TASK BRIEF
Return each line containing "ylabel".
↓↓↓
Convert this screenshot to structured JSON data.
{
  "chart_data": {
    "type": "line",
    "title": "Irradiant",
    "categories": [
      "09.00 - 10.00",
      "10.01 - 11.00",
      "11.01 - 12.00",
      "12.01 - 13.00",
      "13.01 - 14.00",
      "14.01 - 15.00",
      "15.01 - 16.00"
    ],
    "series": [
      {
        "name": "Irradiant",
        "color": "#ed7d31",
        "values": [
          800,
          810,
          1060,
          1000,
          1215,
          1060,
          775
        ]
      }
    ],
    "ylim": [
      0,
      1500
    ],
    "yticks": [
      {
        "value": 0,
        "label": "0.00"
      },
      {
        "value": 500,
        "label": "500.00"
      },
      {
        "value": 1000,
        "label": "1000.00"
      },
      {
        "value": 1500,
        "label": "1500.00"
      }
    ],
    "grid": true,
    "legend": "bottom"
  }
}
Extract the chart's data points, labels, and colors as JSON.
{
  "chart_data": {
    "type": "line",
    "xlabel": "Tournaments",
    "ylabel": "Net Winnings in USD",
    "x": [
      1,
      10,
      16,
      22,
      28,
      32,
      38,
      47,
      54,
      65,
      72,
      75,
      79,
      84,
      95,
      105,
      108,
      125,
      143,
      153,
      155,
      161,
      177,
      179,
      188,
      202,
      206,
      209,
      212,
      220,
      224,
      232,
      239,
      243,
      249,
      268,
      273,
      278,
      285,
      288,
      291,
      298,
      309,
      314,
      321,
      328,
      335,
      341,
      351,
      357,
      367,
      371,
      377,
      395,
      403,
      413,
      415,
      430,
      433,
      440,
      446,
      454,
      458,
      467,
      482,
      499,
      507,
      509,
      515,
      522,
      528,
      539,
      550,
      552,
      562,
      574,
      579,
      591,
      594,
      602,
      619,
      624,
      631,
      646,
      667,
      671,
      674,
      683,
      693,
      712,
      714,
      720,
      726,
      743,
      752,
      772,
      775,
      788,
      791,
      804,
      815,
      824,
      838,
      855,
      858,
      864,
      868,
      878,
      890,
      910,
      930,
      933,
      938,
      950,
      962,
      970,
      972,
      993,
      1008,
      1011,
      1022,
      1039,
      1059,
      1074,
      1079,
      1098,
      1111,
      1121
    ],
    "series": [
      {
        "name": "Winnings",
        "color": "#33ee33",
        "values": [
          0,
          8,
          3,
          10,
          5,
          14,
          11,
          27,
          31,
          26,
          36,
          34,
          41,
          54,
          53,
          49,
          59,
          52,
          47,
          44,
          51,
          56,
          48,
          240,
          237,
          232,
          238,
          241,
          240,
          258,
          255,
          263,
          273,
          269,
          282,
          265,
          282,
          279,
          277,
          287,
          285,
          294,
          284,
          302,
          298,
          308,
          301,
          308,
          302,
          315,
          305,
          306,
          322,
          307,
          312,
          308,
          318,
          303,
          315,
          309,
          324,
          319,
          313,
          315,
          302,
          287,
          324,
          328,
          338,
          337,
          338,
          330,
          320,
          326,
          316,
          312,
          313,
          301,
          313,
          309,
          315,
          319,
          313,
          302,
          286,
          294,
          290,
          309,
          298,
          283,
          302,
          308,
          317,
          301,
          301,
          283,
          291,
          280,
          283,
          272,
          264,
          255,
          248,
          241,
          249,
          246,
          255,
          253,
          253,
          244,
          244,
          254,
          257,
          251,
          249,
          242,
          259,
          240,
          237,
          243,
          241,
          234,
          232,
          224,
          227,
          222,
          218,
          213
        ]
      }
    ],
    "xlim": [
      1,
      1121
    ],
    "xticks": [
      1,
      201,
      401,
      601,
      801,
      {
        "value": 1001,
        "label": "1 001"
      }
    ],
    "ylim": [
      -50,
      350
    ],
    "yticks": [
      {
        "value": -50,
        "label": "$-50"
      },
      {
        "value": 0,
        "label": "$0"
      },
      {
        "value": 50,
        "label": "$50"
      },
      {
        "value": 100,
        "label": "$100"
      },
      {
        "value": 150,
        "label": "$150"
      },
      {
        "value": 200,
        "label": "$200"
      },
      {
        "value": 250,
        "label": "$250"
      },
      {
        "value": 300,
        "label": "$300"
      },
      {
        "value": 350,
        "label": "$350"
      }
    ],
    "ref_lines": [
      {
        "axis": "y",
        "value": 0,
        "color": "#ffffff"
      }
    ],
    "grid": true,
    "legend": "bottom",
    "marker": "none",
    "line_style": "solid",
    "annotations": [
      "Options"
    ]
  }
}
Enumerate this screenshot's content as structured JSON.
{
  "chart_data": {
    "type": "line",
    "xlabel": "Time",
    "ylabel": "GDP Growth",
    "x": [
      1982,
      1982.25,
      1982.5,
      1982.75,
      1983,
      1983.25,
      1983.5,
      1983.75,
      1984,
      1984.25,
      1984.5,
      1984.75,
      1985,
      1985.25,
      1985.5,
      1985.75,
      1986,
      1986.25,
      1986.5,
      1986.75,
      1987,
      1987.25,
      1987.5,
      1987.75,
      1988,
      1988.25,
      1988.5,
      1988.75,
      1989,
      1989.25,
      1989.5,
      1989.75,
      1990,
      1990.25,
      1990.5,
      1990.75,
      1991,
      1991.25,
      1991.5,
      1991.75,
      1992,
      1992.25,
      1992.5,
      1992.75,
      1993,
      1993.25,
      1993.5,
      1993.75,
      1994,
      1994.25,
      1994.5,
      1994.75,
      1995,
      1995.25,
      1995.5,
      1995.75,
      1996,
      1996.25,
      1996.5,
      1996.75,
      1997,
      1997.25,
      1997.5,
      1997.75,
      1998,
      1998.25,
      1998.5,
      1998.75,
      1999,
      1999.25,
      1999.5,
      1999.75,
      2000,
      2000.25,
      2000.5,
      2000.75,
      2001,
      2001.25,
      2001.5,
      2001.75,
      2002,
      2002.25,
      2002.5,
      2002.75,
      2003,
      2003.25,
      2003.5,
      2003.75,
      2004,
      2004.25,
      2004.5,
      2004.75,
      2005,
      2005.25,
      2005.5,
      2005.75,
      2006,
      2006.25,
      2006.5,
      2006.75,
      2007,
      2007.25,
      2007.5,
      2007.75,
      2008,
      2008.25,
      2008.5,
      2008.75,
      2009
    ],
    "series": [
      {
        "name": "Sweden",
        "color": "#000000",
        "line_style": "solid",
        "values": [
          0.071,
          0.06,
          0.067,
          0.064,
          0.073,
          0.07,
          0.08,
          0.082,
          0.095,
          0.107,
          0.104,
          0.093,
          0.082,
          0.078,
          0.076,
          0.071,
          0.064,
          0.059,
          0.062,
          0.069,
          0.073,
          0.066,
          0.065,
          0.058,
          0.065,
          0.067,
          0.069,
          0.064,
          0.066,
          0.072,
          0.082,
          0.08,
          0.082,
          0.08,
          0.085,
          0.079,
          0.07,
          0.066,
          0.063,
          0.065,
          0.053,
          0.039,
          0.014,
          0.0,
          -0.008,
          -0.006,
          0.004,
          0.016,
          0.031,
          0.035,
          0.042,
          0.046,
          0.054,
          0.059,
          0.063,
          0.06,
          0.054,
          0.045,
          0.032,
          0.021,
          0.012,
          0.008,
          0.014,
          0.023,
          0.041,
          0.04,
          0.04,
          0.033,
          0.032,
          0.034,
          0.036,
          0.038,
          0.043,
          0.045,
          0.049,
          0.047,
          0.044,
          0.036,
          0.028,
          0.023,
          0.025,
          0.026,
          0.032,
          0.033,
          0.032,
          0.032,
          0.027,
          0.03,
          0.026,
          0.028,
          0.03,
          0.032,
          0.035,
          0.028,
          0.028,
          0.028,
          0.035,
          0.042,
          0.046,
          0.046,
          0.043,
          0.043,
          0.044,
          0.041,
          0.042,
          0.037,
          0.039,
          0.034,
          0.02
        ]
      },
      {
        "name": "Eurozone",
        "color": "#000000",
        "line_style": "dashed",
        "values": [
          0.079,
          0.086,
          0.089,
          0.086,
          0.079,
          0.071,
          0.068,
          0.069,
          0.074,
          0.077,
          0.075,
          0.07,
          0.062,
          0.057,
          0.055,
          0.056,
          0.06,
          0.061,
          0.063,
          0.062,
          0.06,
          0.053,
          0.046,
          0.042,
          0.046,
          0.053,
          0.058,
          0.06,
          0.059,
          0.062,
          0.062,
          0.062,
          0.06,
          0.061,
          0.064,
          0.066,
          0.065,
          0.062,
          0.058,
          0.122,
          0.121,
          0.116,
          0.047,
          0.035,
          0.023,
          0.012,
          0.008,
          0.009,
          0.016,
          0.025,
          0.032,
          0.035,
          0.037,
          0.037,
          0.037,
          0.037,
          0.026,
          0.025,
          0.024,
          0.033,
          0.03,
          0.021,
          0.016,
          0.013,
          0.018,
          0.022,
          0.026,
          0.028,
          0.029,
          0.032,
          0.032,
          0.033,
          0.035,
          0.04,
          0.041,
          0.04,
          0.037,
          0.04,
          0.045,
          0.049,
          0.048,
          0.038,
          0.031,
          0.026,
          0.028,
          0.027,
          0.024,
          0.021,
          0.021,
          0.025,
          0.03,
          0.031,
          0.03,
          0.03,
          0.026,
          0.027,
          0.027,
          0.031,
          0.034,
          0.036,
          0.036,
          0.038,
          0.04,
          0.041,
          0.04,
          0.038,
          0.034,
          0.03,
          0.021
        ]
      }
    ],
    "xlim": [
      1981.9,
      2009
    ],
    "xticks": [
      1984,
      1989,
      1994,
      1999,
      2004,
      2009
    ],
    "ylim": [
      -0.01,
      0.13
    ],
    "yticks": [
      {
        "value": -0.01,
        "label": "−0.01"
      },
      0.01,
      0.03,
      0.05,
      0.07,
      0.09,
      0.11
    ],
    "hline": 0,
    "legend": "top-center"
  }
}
↑↑↑
EXERCISE RESULT
    "ylabel": "Net Winnings in USD",
    "ylabel": "GDP Growth",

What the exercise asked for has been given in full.